Mas, se o branding é moderno, o mesmo não vale para a restrita legislação salvadorenha no que diz respeito aos direitos reprodutivos: Bukele nada fez para mudar a lei do aborto, que em El Salvador penaliza a interrupção da gravidez em todas as circunstâncias desde 1998 — mesmo se a gestação apresentar riscos à saúde, em casos de malformação do feto ou decorrentes de violência sexual. O país ganhou má fama com longas penas por homicídio a jovens mulheres pobres que abortaram de forma espontânea ou clandestinamente após serem estupradas. Algumas foram punidas com 30 anos de prisão.

DADOS BRUTOS ->
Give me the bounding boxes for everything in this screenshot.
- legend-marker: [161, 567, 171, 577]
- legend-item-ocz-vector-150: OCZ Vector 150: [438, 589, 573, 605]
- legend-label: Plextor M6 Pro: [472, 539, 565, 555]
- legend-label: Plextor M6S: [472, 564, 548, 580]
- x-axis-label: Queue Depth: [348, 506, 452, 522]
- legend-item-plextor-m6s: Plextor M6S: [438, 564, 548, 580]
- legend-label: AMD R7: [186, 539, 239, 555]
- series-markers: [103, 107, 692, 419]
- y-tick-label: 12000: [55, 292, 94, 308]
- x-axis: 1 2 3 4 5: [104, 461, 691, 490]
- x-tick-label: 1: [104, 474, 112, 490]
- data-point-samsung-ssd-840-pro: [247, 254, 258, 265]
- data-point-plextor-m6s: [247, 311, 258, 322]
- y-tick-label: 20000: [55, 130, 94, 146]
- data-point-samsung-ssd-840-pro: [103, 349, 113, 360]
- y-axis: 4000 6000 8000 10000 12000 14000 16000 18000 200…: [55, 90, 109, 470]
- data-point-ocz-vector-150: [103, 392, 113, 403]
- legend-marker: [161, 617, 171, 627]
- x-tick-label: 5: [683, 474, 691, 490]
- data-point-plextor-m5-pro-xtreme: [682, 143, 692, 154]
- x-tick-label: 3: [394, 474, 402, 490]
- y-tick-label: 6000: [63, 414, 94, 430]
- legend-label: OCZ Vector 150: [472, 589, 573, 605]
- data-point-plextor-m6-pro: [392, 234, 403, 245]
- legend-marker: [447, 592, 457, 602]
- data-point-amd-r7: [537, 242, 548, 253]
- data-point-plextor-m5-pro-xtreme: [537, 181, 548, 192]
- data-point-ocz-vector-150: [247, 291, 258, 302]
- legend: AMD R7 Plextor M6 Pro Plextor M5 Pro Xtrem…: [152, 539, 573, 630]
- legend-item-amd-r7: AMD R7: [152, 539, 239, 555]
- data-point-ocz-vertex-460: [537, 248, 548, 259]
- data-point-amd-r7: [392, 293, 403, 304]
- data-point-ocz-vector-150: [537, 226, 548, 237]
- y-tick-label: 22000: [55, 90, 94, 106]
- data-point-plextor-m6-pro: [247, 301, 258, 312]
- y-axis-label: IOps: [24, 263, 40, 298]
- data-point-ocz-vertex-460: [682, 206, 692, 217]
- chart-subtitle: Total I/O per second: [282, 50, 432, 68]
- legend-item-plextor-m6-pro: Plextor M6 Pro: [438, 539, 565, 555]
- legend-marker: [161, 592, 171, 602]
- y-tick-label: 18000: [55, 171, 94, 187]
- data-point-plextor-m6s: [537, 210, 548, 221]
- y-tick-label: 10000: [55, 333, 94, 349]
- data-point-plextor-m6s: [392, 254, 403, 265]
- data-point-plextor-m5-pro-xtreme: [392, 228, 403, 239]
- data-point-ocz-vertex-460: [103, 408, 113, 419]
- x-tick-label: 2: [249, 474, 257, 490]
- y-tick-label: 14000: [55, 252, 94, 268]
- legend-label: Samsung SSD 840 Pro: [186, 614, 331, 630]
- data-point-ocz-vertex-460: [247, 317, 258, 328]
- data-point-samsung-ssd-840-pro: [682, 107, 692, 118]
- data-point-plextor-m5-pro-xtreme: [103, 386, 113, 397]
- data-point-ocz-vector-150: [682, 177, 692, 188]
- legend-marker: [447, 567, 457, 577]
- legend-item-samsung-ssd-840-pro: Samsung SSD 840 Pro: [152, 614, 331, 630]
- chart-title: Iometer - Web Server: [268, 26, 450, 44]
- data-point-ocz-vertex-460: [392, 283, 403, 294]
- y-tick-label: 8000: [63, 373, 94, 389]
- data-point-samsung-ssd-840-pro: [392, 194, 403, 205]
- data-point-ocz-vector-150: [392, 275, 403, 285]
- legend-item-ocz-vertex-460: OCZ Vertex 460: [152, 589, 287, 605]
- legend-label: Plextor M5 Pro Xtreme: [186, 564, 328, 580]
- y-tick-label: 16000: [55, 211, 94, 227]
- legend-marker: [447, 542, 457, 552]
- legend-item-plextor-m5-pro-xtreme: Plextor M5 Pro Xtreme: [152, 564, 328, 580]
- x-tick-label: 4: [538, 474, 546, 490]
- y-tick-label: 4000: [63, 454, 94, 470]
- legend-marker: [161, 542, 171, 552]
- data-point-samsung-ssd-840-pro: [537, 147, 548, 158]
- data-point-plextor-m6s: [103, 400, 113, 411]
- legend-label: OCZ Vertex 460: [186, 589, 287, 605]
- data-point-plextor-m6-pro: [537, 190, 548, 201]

ENUNCIADO 1 -> As afirmações a seguir estão de acordo com o texto sobre a lei do aborto em El Salvador? (a) Bukele alterou a lei do aborto do país. (b) A interrupção da gravidez é penalizada em El Salvador desde 1998. (c) Algumas mulheres receberam penas de 30 anos de prisão. Responda sim ou não a cada uma, citando literalmente as palavras do texto que decidem a questão.
ENUNCIADO 2 -> Pode dar seguimento ao texto sobre a lei do aborto em El Salvador a partir da sua última frase?
A listagem é um material à parte, separado do texto.

RESULTADO 1 ->
(a) Não: "Bukele nada fez para mudar a lei do aborto".
(b) Sim: "penaliza a interrupção da gravidez em todas as circunstâncias desde 1998".
(c) Sim: "Algumas foram punidas com 30 anos de prisão".

RESULTADO 2 ->
“Apesar de constatadas o quão draconianas são essas políticas, não há nenhuma frente aberta para discutir o aborto legal e seguro ou uma reversão para políticas mais humanas em relação ao feto anencéfalo e aborto em casos de estupro”, diz Gomes.
A aversão de Bukele a pautas progressistas não é uma novidade. Se após vencer as eleições pela primeira vez o então candidato eleito ainda havia defendido a permissão ao aborto apenas em casos terapêuticos, sua postura recrudesceu dali em diante, em temas como a união homoafetiva e eutanásia. Suas decisões foram respaldadas pela Igreja Católica.